◆ **What to work on**
Count lines with "Trends" in them. Report only the total.

(Data records)

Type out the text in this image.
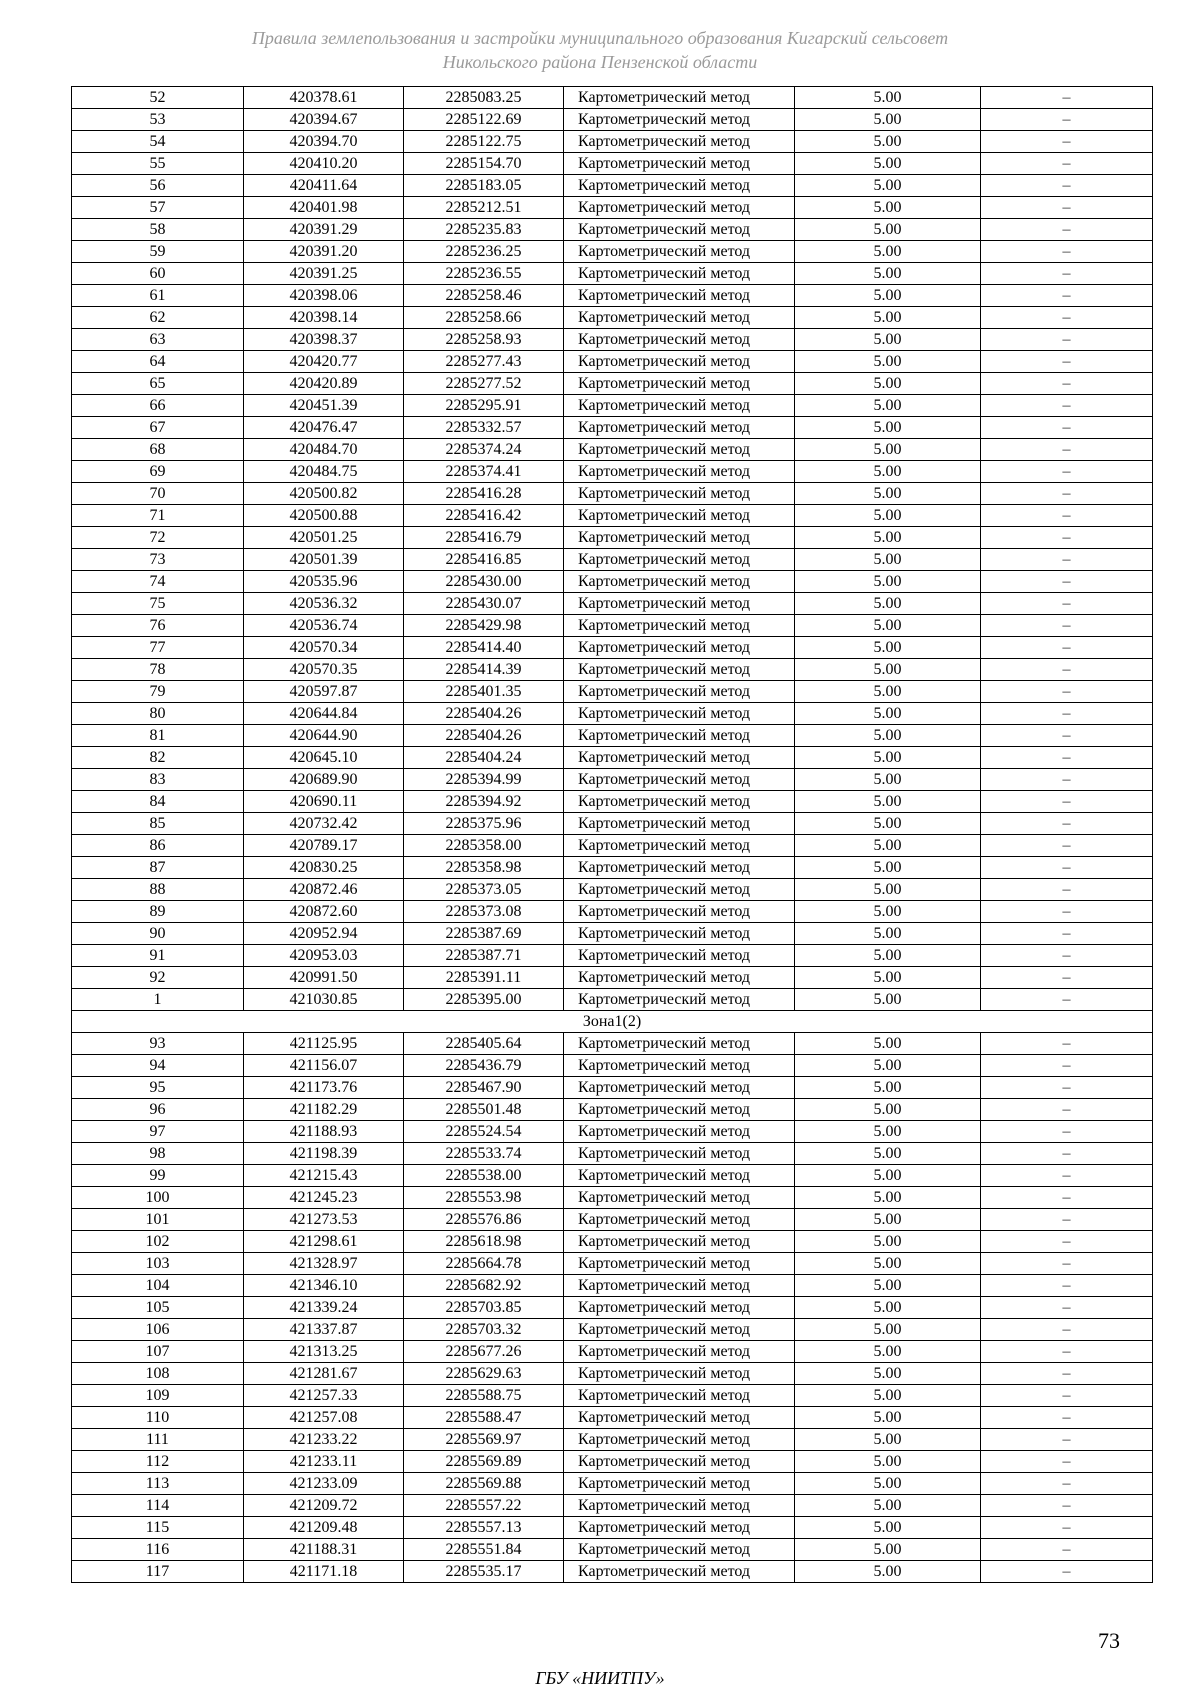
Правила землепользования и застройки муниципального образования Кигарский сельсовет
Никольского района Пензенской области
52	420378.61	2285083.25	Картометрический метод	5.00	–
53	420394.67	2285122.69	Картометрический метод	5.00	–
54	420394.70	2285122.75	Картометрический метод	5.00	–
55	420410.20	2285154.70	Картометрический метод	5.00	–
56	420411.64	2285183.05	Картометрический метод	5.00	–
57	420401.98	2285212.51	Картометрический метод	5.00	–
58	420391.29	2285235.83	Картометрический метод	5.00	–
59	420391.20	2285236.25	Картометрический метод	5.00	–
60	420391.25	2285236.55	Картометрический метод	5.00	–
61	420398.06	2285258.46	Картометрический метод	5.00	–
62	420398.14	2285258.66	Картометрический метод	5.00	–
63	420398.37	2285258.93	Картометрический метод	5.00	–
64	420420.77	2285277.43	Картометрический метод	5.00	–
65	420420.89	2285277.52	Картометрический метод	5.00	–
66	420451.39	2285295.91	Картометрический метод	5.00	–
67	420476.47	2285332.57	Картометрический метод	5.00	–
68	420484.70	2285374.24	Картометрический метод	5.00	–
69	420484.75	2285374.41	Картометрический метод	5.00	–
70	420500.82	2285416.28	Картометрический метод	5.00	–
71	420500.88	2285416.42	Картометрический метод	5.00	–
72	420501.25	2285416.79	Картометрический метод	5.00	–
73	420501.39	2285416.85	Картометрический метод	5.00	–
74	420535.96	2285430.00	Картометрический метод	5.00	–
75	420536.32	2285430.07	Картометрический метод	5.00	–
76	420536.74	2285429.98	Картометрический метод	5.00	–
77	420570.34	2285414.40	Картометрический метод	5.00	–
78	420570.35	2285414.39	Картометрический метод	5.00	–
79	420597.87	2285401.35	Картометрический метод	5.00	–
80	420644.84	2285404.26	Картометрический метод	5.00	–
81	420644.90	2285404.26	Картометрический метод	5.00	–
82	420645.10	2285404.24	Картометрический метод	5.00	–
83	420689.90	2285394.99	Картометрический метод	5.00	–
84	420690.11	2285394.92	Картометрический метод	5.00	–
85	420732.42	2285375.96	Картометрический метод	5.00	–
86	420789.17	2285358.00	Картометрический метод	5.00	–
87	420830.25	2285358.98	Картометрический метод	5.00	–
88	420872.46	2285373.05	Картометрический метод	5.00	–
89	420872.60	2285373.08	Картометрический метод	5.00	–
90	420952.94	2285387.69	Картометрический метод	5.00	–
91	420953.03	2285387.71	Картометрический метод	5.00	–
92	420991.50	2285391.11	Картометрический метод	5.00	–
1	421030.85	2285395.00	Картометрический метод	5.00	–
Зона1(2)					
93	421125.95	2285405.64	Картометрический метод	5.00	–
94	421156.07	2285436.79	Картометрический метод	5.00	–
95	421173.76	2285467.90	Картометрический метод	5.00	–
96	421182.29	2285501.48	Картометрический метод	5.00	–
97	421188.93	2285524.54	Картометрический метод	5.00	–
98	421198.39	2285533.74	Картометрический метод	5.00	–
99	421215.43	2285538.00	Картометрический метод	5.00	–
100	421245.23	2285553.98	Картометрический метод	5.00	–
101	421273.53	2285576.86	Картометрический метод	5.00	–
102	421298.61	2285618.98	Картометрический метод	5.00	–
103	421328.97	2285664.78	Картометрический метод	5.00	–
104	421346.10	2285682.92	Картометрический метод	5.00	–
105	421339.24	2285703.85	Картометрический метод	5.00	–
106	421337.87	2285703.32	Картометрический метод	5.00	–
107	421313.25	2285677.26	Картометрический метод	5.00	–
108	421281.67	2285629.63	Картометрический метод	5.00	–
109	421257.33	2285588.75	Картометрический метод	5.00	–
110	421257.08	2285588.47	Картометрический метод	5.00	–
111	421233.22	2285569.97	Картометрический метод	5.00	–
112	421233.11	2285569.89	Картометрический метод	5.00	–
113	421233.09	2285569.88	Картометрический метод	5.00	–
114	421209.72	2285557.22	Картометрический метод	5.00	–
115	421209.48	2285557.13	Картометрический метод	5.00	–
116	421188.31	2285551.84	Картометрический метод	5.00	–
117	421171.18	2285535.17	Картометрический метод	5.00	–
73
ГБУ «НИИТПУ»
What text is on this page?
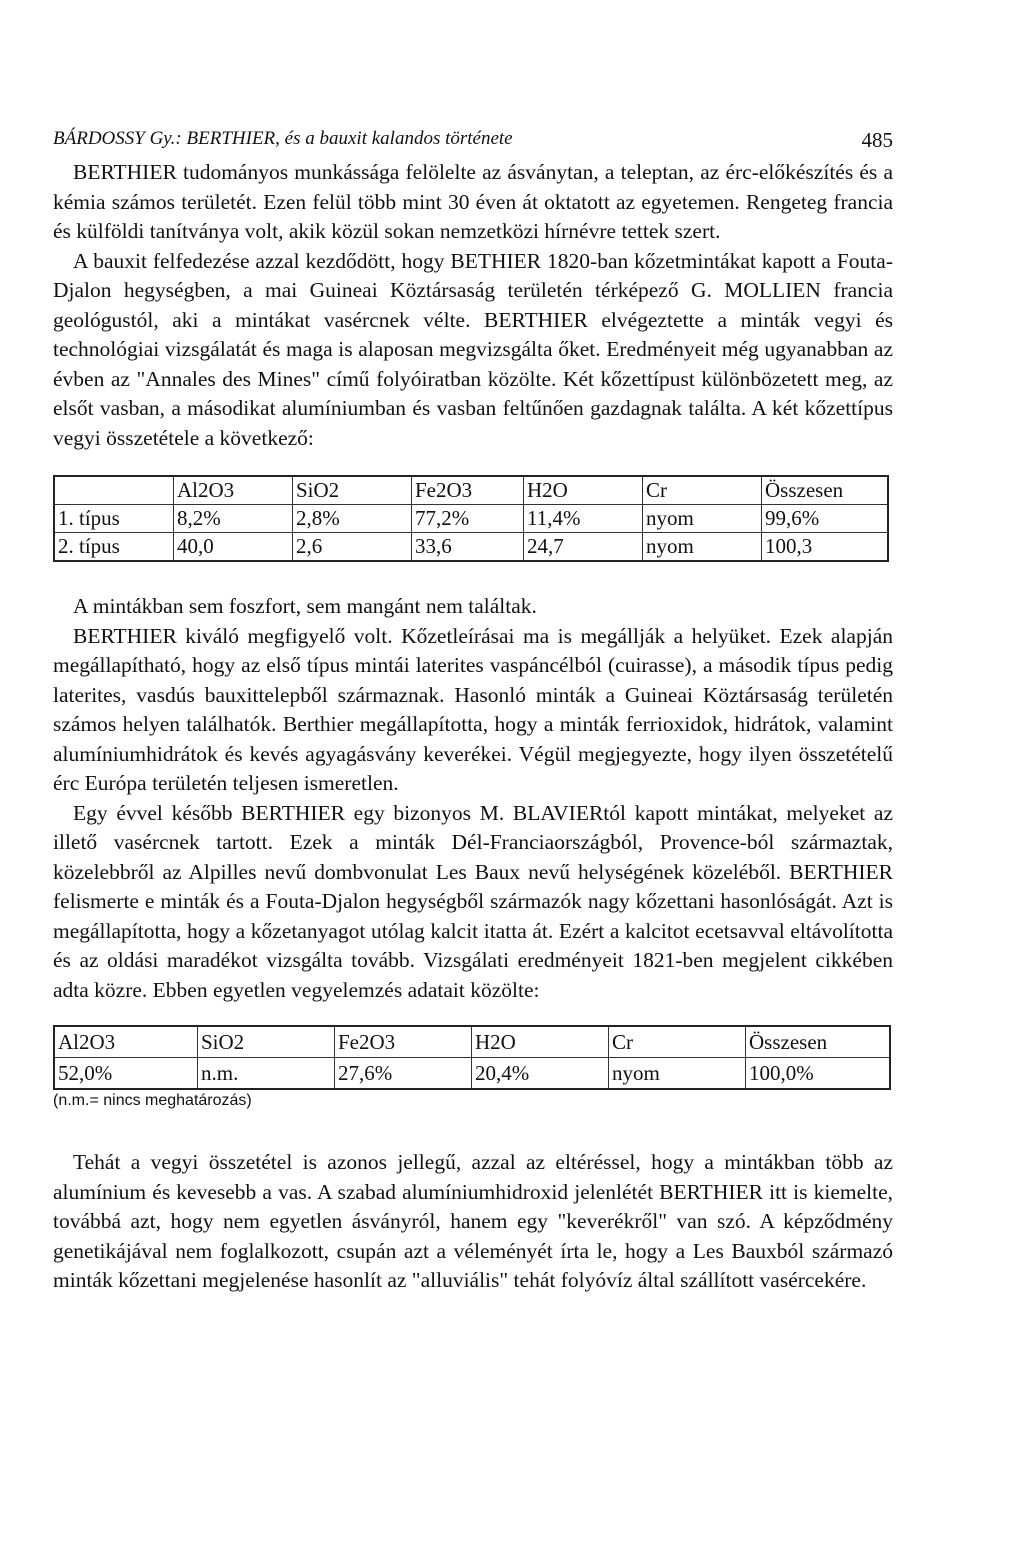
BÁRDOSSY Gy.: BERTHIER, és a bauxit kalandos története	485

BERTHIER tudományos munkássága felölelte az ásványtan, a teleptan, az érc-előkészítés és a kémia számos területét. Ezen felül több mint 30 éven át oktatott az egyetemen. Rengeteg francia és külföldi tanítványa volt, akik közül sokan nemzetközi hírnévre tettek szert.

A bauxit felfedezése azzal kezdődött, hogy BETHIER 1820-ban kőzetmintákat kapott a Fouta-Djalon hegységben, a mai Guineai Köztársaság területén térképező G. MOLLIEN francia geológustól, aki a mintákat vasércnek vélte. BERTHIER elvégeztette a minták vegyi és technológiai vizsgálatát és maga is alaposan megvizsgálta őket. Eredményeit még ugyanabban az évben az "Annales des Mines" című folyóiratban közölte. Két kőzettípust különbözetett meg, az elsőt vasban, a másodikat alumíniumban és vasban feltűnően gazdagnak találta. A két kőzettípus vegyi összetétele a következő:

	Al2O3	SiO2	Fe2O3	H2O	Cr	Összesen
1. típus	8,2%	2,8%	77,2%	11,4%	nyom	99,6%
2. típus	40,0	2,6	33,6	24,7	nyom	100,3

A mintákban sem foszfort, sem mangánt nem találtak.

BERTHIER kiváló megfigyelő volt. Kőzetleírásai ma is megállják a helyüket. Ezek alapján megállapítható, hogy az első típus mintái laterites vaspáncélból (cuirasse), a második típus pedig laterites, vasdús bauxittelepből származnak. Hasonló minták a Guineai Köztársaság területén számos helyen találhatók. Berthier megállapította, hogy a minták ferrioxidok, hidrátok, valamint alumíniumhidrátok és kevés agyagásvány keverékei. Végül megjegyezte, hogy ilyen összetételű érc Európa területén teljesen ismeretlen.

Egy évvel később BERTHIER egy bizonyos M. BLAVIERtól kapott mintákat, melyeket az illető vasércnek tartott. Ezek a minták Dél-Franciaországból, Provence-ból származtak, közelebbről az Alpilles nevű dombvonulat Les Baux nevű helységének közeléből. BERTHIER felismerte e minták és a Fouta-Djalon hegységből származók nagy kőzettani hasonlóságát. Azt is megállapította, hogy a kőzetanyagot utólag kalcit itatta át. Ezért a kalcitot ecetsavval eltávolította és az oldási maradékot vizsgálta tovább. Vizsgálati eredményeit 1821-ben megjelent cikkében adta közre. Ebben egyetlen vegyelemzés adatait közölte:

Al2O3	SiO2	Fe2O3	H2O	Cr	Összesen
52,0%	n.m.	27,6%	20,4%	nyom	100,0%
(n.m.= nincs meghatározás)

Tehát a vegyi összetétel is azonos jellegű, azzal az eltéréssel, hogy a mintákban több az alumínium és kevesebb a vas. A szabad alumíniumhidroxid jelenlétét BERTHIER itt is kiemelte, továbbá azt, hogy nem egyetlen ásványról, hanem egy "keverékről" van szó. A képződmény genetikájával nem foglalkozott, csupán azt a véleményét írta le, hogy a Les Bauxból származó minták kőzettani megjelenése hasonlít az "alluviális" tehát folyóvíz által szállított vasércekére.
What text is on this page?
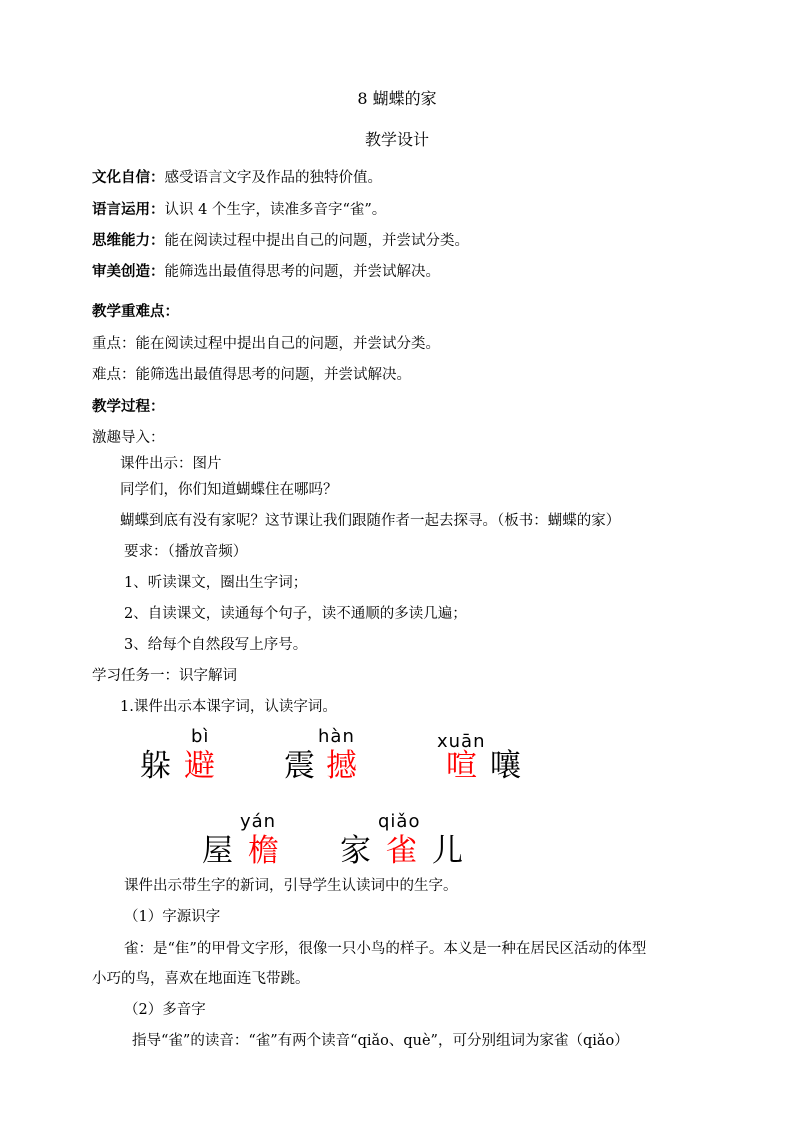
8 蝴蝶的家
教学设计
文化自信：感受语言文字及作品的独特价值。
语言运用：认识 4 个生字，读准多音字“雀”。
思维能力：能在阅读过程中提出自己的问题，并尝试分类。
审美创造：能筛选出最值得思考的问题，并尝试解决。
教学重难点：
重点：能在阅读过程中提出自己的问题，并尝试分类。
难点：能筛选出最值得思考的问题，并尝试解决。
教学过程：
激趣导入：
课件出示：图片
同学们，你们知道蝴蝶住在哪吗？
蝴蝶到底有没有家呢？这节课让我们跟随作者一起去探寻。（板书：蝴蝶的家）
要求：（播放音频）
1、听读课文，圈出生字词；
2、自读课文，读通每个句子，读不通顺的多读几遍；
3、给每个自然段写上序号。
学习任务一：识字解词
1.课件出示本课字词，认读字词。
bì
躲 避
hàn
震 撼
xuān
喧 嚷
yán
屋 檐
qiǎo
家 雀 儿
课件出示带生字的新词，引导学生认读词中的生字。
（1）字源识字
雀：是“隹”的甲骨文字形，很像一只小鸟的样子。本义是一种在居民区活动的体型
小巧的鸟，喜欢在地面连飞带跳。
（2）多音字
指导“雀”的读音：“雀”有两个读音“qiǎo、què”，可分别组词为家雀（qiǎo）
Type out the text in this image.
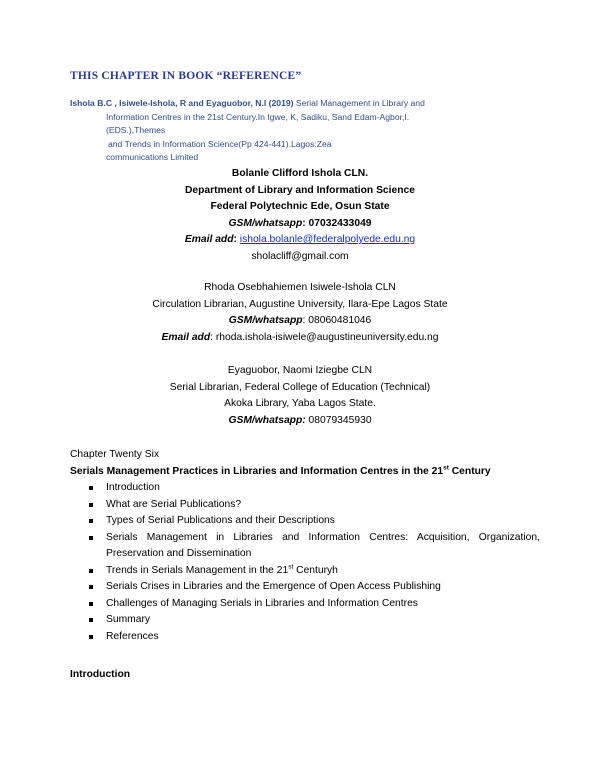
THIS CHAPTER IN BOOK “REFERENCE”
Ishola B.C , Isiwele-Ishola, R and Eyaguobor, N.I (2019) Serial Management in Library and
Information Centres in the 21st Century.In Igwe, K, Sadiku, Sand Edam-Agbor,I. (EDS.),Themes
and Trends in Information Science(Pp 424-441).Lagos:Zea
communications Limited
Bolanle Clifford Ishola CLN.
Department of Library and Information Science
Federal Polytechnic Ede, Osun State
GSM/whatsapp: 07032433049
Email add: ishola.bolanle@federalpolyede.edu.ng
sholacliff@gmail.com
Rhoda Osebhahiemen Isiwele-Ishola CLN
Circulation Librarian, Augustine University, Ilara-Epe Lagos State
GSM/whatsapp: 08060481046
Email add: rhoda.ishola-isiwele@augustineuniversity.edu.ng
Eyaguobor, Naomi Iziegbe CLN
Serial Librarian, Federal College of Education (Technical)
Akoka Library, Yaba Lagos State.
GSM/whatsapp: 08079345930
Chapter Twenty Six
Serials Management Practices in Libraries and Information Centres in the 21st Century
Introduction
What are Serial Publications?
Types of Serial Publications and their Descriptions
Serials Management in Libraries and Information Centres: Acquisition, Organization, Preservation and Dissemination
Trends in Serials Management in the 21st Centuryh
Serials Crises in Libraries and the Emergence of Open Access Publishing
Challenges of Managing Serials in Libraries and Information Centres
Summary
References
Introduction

◆ **Solution to this task**
2